[[ Information supplied open ]]
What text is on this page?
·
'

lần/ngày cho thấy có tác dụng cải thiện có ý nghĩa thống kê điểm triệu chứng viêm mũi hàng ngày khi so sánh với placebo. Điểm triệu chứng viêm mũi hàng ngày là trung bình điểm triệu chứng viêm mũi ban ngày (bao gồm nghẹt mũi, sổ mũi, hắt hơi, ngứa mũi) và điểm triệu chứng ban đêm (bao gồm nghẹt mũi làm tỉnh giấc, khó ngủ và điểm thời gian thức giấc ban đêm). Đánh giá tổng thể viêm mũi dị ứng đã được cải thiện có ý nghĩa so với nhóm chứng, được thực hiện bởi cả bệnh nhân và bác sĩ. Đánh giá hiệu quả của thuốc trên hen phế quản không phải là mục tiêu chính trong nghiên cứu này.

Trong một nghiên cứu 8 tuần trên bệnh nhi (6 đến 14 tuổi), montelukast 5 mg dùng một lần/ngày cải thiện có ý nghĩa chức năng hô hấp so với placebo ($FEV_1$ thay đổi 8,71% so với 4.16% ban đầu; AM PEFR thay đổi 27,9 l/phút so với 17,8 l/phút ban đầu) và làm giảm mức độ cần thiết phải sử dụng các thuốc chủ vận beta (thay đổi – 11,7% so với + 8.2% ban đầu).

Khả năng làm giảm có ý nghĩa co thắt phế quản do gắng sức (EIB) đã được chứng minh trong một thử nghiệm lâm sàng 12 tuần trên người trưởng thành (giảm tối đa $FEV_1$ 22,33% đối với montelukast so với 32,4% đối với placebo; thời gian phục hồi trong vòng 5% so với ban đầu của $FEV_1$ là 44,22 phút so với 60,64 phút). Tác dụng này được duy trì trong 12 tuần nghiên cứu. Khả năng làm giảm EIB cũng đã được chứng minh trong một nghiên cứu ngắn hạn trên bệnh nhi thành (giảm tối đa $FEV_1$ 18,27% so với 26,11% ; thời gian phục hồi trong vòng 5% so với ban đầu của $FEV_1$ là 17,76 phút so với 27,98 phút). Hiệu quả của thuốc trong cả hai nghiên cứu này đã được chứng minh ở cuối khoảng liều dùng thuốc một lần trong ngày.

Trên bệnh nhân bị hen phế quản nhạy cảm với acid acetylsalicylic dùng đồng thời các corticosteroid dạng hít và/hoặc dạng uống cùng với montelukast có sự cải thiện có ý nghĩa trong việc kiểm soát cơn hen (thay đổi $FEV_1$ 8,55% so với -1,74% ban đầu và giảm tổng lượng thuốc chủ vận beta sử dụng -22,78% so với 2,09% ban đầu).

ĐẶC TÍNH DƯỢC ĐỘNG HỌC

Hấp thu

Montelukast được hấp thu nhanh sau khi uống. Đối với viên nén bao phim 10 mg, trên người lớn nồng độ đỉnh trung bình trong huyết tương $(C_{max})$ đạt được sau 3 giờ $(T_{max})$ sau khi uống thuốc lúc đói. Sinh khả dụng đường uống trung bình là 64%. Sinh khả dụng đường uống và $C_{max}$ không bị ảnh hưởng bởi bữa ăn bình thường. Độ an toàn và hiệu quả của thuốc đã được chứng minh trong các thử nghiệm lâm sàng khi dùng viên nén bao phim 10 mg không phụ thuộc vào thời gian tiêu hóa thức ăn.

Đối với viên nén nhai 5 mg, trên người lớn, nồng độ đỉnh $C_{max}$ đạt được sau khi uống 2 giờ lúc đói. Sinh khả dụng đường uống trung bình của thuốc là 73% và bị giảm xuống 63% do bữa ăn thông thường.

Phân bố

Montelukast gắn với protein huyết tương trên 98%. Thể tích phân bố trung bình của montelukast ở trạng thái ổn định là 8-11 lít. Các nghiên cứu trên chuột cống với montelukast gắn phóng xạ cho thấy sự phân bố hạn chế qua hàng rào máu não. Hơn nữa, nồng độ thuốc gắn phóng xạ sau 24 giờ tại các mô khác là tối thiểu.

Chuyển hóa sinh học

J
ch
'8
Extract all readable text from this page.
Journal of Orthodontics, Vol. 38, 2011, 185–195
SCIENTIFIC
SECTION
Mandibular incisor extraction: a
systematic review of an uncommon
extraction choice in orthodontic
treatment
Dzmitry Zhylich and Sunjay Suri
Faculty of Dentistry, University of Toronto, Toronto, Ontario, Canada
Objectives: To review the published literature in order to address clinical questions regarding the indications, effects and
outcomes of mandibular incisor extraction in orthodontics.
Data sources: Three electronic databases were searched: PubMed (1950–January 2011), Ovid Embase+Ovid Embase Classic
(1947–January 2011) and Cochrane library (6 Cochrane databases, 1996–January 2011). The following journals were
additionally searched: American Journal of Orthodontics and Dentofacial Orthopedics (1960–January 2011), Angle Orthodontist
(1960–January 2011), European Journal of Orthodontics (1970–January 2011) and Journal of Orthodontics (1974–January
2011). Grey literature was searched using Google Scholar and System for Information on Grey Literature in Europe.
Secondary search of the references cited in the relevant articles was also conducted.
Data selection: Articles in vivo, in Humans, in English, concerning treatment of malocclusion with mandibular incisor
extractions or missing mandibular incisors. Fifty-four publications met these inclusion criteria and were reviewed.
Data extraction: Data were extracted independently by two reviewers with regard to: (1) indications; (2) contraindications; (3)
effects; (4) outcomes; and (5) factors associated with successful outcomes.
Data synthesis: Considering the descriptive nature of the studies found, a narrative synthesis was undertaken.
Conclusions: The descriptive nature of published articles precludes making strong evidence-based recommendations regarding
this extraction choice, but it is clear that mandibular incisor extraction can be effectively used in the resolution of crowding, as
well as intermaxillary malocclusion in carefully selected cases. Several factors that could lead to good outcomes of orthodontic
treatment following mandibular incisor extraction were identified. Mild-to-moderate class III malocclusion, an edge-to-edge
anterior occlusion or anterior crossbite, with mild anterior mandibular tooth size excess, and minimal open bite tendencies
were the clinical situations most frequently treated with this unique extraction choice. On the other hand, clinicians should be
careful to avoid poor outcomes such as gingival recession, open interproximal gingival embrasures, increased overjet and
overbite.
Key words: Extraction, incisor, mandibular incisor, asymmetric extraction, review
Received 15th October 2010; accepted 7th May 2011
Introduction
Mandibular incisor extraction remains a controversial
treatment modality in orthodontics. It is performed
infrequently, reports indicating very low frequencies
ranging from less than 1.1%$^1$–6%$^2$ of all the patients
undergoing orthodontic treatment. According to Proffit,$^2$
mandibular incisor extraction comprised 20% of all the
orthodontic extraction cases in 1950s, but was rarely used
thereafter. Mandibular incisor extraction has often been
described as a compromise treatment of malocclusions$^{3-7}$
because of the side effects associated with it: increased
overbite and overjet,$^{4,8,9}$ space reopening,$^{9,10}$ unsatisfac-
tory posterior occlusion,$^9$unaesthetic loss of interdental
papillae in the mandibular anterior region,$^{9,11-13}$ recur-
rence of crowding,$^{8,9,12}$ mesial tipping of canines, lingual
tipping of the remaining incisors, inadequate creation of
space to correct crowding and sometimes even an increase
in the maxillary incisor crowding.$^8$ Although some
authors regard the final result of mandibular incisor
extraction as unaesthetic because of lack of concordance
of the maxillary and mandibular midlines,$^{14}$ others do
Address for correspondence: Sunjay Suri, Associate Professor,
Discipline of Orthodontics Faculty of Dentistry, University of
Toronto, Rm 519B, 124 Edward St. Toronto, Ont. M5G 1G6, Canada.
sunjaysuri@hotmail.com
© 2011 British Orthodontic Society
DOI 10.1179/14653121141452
[[ Information supplied closed ]]
## Work item
Please list every line of the records that contains "anterior".

## Result for this exercise
anterior occlusion or anterior crossbite, with mild anterior mandibular tooth size excess, and minimal open bite tendencies
papillae in the mandibular anterior region,$^{9,11-13}$ recur-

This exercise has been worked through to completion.